OBJETIVO DO EXERCÍCIO - No trecho sobre a luta pela terra, reescreva a parte que se inicia com "E como você" e se encerra com "mudo minha vida?", rebatizando "pajé" como "cacique".

TRECHO SELECIONADO -
──────────────────────────────
E como você acha que a mulher é importante nessa luta pela terra? O que as mulheres fazem na luta pela terra?

A luta, ela tem que ir. A mais velha está lutando. Na aldeia não são só os homens. Nós sofremos de fome, sede. Como eu falei agorinha, eu quero que meu filho, meu neto andem em paz. Muito tempo pra cá que meu avô veio lutando, arriscando a vida, e deixou. E estamos no mesmo estado. Por isso que nós mulheres estamos lutando. Quando eu estou em cima da terra, eu luto. Sempre isso eu digo. Eles botaram pajé, pajé vai lutar em cima da terra, tem que lutar pelo direito da comunidade. Os filhos, pros netos. Isso que eu falo. Nunca que eu vou mudar. Porque eu tô em cima da terra e eu tenho que lutar, pra deixar bem limpo pros meus filhos. Porque quem sabe depois de amanhã eu mudo minha vida?
──────────────────────────────
CONJUNTO DE DADOS -
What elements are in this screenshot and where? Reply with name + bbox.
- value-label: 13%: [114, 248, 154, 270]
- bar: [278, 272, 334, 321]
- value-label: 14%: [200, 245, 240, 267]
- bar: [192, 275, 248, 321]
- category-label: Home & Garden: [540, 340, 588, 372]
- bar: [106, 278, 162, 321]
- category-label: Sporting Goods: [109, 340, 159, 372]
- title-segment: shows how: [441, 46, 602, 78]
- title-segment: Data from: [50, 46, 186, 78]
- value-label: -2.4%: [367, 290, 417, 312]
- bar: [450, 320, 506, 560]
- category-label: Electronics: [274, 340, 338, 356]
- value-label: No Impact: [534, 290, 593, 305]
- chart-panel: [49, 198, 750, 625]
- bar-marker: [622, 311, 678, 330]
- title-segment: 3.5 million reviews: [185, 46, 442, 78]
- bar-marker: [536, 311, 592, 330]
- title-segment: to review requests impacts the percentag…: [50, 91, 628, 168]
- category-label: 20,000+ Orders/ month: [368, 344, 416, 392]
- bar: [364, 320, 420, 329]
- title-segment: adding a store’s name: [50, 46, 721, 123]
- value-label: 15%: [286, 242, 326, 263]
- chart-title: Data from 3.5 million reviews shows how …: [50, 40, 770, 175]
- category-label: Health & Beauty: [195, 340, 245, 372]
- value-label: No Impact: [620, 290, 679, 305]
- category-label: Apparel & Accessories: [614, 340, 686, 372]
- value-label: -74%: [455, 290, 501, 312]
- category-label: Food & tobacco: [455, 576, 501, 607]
──────────────────────────────
RESULTADO -
E como você acha que a mulher é importante nessa luta pela terra? O que as mulheres fazem na luta pela terra?

A luta, ela tem que ir. A mais velha está lutando. Na aldeia não são só os homens. Nós sofremos de fome, sede. Como eu falei agorinha, eu quero que meu filho, meu neto andem em paz. Muito tempo pra cá que meu avô veio lutando, arriscando a vida, e deixou. E estamos no mesmo estado. Por isso que nós mulheres estamos lutando. Quando eu estou em cima da terra, eu luto. Sempre isso eu digo. Eles botaram cacique, cacique vai lutar em cima da terra, tem que lutar pelo direito da comunidade. Os filhos, pros netos. Isso que eu falo. Nunca que eu vou mudar. Porque eu tô em cima da terra e eu tenho que lutar, pra deixar bem limpo pros meus filhos. Porque quem sabe depois de amanhã eu mudo minha vida?